Extract every line that includes the string "湖南水利水电职业技术学院".

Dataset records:
■ ■ ■ ■ ■

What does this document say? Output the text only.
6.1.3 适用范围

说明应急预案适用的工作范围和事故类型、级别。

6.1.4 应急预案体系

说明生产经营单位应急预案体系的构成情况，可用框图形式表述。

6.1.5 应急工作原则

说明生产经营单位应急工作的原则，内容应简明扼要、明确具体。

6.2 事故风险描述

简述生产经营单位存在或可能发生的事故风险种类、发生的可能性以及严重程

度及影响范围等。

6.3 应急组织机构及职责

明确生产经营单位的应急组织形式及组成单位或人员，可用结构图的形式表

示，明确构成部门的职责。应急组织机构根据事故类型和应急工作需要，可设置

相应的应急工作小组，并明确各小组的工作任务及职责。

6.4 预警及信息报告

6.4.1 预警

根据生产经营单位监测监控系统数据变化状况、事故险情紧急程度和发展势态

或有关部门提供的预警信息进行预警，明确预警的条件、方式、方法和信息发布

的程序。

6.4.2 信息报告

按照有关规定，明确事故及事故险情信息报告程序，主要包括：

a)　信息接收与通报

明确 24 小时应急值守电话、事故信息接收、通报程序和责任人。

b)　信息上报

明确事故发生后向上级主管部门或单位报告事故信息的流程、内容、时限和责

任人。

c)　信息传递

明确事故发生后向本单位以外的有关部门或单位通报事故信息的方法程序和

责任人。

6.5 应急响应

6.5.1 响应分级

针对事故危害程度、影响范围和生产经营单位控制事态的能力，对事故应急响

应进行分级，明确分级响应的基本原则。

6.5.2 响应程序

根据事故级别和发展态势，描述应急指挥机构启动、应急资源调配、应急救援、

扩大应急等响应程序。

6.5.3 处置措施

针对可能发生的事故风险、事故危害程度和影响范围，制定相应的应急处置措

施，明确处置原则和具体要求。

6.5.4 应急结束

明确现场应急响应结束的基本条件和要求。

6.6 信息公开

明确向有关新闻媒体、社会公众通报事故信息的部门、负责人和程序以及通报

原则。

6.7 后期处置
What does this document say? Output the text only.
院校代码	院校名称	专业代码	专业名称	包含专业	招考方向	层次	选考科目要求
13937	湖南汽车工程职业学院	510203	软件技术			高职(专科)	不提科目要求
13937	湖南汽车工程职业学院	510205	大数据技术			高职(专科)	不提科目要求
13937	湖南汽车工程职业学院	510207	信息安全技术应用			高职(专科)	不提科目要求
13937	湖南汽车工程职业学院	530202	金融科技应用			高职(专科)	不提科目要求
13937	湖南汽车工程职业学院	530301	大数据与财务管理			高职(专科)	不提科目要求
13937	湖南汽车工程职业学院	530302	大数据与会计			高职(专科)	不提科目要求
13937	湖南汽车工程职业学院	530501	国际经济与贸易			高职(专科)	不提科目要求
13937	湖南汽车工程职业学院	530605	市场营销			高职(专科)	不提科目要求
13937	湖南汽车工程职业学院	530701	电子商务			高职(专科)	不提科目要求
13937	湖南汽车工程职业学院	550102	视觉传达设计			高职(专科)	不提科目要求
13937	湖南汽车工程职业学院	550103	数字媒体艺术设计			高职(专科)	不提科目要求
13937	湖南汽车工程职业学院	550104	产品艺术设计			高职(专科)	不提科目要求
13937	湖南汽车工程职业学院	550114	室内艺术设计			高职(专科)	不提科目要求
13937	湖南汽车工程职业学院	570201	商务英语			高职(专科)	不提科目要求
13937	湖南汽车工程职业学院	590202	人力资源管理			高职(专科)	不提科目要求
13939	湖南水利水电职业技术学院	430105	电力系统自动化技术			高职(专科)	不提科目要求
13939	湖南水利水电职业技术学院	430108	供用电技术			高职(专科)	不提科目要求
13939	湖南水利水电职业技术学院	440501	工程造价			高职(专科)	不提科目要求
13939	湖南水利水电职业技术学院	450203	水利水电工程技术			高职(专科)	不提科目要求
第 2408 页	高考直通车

■ ■ ■ ■ ■

▸ **Worked solution**:
13939	湖南水利水电职业技术学院	430105	电力系统自动化技术			高职(专科)	不提科目要求
13939	湖南水利水电职业技术学院	430108	供用电技术			高职(专科)	不提科目要求
13939	湖南水利水电职业技术学院	440501	工程造价			高职(专科)	不提科目要求
13939	湖南水利水电职业技术学院	450203	水利水电工程技术			高职(专科)	不提科目要求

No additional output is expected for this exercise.